[Saved data entries]
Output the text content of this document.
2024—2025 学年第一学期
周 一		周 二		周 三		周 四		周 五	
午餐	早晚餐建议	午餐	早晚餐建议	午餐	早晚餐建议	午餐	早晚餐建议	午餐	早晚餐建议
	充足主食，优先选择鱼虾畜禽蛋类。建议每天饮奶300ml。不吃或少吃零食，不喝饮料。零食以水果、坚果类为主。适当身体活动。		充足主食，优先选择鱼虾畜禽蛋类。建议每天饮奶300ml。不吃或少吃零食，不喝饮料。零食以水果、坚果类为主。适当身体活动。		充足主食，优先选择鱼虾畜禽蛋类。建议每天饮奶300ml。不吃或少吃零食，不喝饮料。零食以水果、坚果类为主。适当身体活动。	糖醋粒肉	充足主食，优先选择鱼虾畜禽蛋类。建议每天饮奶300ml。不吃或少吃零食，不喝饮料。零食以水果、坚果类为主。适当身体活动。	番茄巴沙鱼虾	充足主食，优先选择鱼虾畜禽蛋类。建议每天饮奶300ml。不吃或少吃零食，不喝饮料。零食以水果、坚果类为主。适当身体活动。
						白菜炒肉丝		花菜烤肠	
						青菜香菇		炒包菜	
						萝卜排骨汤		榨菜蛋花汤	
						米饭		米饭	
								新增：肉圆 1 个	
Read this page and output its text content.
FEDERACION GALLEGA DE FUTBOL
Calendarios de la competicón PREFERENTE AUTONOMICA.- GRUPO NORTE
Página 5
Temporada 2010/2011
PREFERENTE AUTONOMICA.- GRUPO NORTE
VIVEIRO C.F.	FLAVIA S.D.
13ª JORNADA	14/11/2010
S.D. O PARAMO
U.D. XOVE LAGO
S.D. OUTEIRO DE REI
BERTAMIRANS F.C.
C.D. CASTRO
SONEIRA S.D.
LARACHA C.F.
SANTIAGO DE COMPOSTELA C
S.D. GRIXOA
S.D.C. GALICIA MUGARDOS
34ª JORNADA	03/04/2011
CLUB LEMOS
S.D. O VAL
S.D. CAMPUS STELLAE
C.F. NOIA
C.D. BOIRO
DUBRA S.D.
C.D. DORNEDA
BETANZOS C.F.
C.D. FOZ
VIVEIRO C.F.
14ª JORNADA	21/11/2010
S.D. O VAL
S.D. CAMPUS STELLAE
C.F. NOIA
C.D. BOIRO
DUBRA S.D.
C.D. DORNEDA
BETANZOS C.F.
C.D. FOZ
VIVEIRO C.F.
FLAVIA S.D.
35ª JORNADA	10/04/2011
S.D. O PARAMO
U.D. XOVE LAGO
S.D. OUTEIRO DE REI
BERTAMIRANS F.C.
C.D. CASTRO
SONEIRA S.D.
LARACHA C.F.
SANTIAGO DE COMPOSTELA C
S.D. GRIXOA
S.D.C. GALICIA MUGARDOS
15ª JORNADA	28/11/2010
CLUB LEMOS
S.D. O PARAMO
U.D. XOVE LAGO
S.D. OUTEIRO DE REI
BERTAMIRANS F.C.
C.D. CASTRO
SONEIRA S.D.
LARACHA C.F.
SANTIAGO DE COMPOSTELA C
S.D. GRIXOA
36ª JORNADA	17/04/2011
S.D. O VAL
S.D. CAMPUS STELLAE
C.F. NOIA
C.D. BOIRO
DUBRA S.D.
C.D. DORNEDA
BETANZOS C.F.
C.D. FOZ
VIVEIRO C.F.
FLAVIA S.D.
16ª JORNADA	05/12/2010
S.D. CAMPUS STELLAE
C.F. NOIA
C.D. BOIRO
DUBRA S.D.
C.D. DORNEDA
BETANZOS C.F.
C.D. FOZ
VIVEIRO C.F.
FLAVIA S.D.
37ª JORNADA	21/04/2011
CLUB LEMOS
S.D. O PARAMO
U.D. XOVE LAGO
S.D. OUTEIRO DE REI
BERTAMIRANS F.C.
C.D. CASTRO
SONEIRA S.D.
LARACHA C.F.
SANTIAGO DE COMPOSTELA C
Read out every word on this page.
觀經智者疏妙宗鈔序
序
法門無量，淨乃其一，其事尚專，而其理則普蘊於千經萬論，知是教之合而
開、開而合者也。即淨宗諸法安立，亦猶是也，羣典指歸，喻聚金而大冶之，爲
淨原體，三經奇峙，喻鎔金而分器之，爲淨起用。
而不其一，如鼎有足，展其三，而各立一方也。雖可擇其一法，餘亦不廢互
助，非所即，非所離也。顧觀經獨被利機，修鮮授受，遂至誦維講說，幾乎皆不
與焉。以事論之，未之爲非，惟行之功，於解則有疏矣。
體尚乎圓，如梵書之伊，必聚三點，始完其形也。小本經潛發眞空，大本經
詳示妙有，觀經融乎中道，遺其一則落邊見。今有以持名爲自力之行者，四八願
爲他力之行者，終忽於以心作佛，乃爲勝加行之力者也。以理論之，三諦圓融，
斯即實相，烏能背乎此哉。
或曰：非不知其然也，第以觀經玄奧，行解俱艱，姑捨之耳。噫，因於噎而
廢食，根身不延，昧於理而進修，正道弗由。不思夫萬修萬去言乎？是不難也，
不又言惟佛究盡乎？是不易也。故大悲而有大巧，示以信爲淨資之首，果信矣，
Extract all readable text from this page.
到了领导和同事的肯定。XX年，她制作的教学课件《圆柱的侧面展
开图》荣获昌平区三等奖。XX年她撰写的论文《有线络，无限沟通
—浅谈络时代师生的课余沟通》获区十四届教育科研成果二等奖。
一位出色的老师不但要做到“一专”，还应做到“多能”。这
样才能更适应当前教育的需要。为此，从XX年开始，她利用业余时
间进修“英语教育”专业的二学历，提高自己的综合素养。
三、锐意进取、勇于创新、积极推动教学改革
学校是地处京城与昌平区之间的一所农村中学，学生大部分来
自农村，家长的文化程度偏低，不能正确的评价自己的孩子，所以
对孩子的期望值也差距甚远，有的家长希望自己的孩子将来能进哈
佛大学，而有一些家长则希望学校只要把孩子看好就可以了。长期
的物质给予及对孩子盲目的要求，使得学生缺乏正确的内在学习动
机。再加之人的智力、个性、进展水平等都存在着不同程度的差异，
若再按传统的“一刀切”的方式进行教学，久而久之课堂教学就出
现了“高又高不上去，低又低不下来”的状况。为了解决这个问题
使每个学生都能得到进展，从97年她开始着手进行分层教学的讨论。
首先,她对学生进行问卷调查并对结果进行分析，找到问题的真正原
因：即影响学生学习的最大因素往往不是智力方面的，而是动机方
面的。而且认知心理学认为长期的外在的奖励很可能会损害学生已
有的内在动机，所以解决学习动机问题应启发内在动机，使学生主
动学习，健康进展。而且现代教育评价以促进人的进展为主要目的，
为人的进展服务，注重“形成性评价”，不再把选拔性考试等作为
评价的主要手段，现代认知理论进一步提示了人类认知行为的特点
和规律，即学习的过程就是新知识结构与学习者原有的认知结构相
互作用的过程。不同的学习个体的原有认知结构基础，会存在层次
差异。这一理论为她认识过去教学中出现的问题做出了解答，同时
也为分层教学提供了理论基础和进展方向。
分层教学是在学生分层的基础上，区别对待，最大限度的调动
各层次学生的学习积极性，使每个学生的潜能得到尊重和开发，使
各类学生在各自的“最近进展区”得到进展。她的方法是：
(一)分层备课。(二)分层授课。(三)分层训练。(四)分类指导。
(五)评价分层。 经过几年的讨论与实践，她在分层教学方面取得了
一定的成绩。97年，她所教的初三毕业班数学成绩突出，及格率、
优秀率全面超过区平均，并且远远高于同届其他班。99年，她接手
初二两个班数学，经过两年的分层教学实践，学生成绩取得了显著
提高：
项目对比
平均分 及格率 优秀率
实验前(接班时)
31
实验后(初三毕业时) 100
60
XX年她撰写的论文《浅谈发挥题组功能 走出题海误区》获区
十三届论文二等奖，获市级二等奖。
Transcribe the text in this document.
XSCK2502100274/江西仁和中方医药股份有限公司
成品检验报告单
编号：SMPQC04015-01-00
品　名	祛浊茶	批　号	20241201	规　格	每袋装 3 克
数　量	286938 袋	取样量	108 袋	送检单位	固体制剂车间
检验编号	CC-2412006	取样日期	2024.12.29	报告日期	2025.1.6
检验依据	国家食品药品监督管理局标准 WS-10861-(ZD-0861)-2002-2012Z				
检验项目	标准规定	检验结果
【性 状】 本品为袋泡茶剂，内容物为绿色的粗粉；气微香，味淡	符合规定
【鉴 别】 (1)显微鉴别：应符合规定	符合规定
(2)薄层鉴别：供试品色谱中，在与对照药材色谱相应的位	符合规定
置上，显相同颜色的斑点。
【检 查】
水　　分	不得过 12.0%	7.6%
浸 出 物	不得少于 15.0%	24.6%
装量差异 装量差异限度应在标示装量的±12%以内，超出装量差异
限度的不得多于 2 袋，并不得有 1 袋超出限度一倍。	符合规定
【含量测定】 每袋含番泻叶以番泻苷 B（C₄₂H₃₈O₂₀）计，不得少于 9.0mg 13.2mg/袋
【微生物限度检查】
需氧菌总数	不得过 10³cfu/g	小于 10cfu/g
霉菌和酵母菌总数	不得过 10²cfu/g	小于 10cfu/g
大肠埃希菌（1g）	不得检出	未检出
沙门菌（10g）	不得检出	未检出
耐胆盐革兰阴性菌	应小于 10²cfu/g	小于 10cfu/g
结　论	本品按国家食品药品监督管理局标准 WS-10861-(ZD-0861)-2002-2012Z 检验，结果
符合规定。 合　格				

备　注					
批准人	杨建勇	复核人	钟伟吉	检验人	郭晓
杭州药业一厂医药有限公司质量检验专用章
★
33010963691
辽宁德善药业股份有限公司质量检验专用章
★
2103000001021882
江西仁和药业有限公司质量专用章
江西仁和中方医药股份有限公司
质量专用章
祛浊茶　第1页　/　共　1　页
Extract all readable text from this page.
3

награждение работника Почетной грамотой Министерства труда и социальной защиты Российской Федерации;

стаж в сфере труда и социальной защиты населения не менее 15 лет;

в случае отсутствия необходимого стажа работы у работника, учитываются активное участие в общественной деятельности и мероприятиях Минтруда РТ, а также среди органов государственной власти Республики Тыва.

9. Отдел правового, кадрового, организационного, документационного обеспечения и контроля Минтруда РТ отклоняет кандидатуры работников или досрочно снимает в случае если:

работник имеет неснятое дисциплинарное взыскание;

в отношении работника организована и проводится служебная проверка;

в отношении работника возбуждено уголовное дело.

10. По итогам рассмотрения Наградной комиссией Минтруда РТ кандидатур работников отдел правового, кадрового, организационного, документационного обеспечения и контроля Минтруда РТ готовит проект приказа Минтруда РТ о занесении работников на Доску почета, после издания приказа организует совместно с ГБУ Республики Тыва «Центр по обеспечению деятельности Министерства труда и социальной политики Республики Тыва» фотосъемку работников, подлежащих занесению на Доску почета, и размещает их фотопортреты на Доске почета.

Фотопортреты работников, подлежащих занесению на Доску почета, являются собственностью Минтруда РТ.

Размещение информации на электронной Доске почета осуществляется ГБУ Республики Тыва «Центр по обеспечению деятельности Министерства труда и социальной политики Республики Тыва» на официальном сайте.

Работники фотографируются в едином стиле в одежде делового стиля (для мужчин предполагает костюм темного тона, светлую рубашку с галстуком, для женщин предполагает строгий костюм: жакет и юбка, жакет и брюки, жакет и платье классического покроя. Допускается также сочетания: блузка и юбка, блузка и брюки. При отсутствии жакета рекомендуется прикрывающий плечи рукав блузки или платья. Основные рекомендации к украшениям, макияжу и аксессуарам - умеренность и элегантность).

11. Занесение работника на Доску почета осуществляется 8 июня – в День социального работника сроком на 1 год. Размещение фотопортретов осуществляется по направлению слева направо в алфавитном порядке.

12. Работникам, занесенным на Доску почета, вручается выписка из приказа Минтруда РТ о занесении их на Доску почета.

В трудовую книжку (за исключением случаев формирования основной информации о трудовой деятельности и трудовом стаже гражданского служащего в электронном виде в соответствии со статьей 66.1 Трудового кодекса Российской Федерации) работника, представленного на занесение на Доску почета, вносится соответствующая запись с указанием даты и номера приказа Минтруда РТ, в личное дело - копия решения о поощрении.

**Exercise requirements**
Locate all lines in the listing above with the word "JORNADA" and copy them.

**In response**
13ª JORNADA	14/11/2010
34ª JORNADA	03/04/2011
14ª JORNADA	21/11/2010
35ª JORNADA	10/04/2011
15ª JORNADA	28/11/2010
36ª JORNADA	17/04/2011
16ª JORNADA	05/12/2010
37ª JORNADA	21/04/2011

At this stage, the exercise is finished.